BRIEF >>
Count the lines in the data below where the string "ธยาศ" occurs, please, and give the number alone.

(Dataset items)
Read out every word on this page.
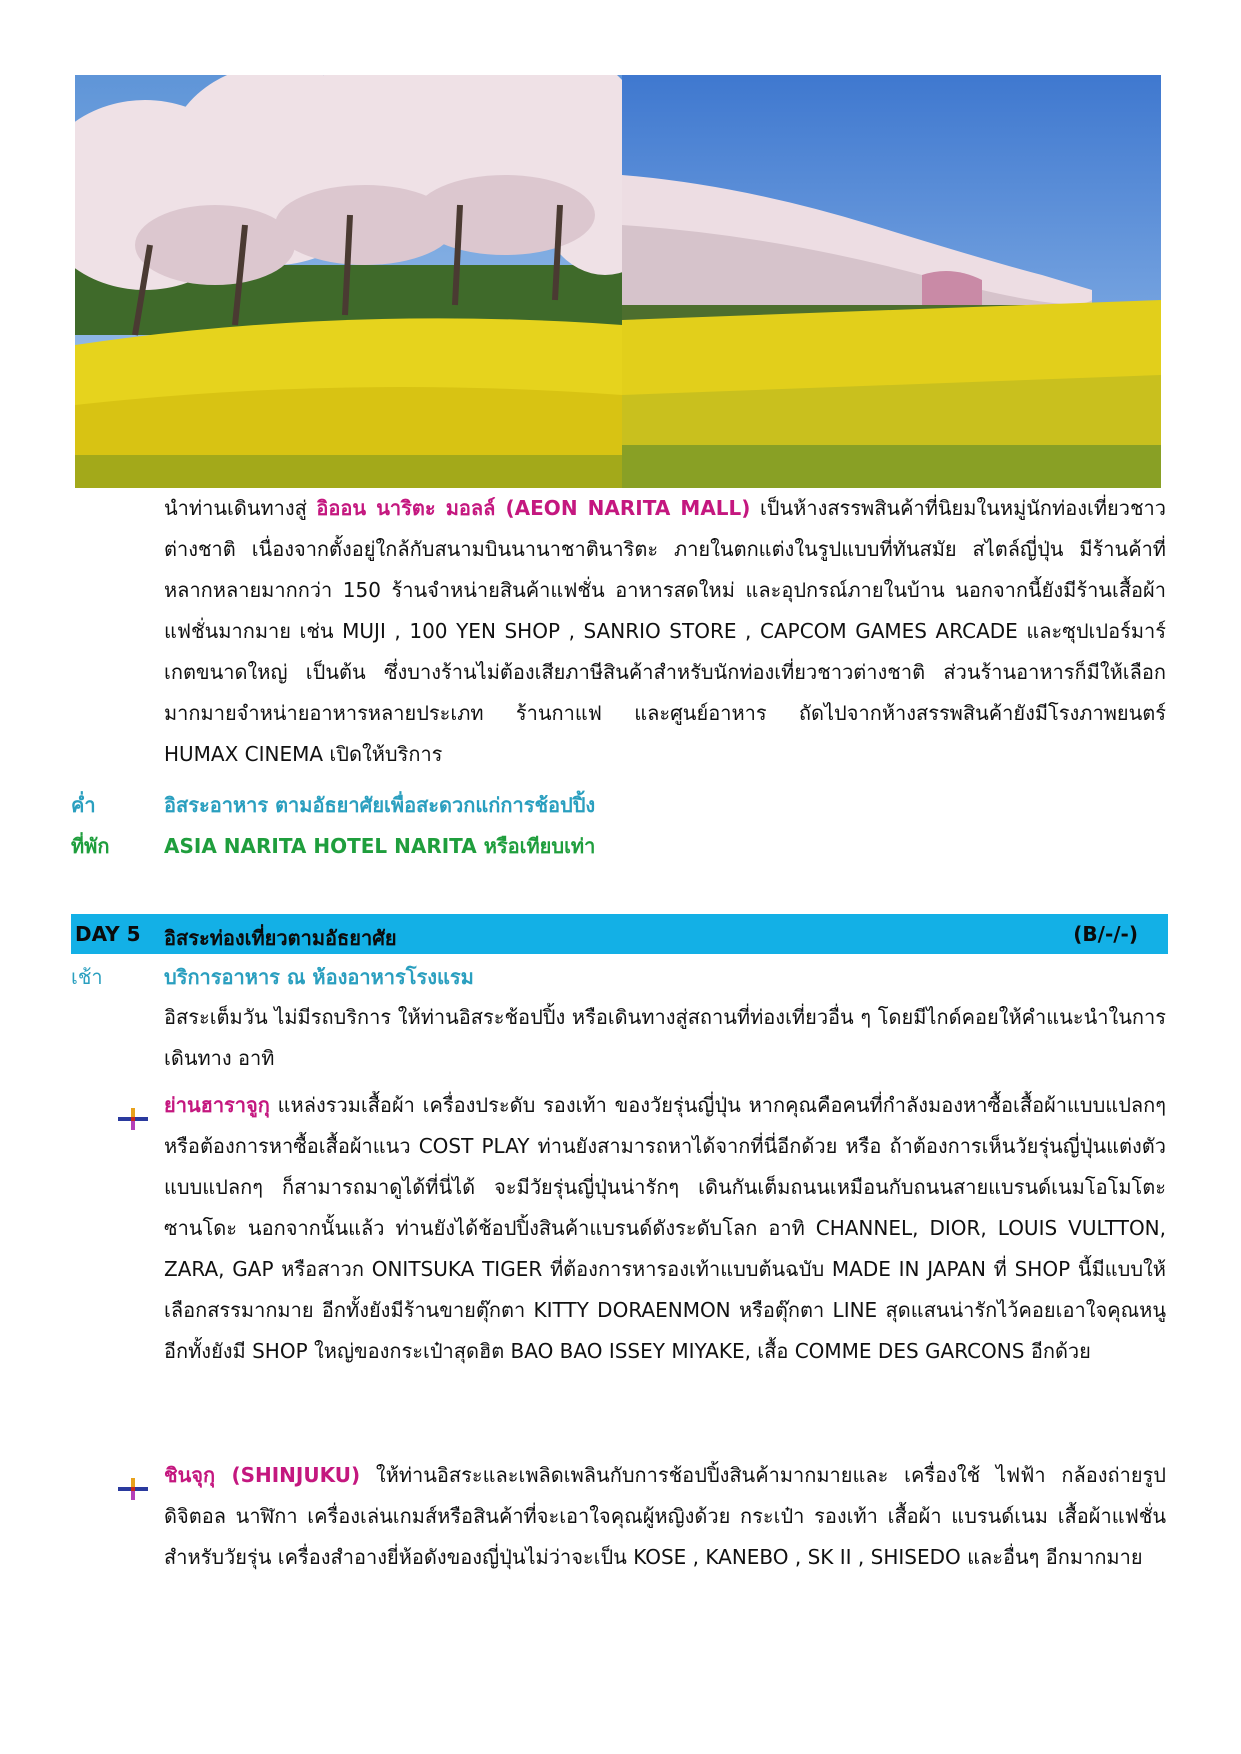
นำท่านเดินทางสู่ อิออน นาริตะ มอลล์ (AEON NARITA MALL) เป็นห้างสรรพสินค้าที่นิยมในหมู่นักท่องเที่ยวชาวต่างชาติ เนื่องจากตั้งอยู่ใกล้กับสนามบินนานาชาตินาริตะ ภายในตกแต่งในรูปแบบที่ทันสมัย สไตล์ญี่ปุ่น มีร้านค้าที่หลากหลายมากกว่า 150 ร้านจำหน่ายสินค้าแฟชั่น อาหารสดใหม่ และอุปกรณ์ภายในบ้าน นอกจากนี้ยังมีร้านเสื้อผ้าแฟชั่นมากมาย เช่น MUJI , 100 YEN SHOP , SANRIO STORE , CAPCOM GAMES ARCADE และซุปเปอร์มาร์เกตขนาดใหญ่ เป็นต้น ซึ่งบางร้านไม่ต้องเสียภาษีสินค้าสำหรับนักท่องเที่ยวชาวต่างชาติ ส่วนร้านอาหารก็มีให้เลือกมากมายจำหน่ายอาหารหลายประเภท ร้านกาแฟ และศูนย์อาหาร ถัดไปจากห้างสรรพสินค้ายังมีโรงภาพยนตร์ HUMAX CINEMA เปิดให้บริการ

ค่ำ	อิสระอาหาร ตามอัธยาศัยเพื่อสะดวกแก่การช้อปปิ้ง
ที่พัก	ASIA NARITA HOTEL NARITA หรือเทียบเท่า
DAY 5 อิสระท่องเที่ยวตามอัธยาศัย	(B/-/-)
เช้า	บริการอาหาร ณ ห้องอาหารโรงแรม

อิสระเต็มวัน ไม่มีรถบริการ ให้ท่านอิสระช้อปปิ้ง หรือเดินทางสู่สถานที่ท่องเที่ยวอื่น ๆ โดยมีไกด์คอยให้คำแนะนำในการเดินทาง อาทิ

ย่านฮาราจูกุ แหล่งรวมเสื้อผ้า เครื่องประดับ รองเท้า ของวัยรุ่นญี่ปุ่น หากคุณคือคนที่กำลังมองหาซื้อเสื้อผ้าแบบแปลกๆ หรือต้องการหาซื้อเสื้อผ้าแนว COST PLAY ท่านยังสามารถหาได้จากที่นี่อีกด้วย หรือ ถ้าต้องการเห็นวัยรุ่นญี่ปุ่นแต่งตัวแบบแปลกๆ ก็สามารถมาดูได้ที่นี่ได้ จะมีวัยรุ่นญี่ปุ่นน่ารักๆ เดินกันเต็มถนนเหมือนกับถนนสายแบรนด์เนมโอโมโตะซานโดะ นอกจากนั้นแล้ว ท่านยังได้ช้อปปิ้งสินค้าแบรนด์ดังระดับโลก อาทิ CHANNEL, DIOR, LOUIS VULTTON, ZARA, GAP หรือสาวก ONITSUKA TIGER ที่ต้องการหารองเท้าแบบต้นฉบับ MADE IN JAPAN ที่ SHOP นี้มีแบบให้เลือกสรรมากมาย อีกทั้งยังมีร้านขายตุ๊กตา KITTY DORAENMON หรือตุ๊กตา LINE สุดแสนน่ารักไว้คอยเอาใจคุณหนู อีกทั้งยังมี SHOP ใหญ่ของกระเป๋าสุดฮิต BAO BAO ISSEY MIYAKE, เสื้อ COMME DES GARCONS อีกด้วย

ชินจุกุ (SHINJUKU) ให้ท่านอิสระและเพลิดเพลินกับการช้อปปิ้งสินค้ามากมายและ เครื่องใช้ ไฟฟ้า กล้องถ่ายรูปดิจิตอล นาฬิกา เครื่องเล่นเกมส์หรือสินค้าที่จะเอาใจคุณผู้หญิงด้วย กระเป๋า รองเท้า เสื้อผ้า แบรนด์เนม เสื้อผ้าแฟชั่นสำหรับวัยรุ่น เครื่องสำอางยี่ห้อดังของญี่ปุ่นไม่ว่าจะเป็น KOSE , KANEBO , SK II , SHISEDO และอื่นๆ อีกมากมาย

ANSWER TO THIS TASK >>
2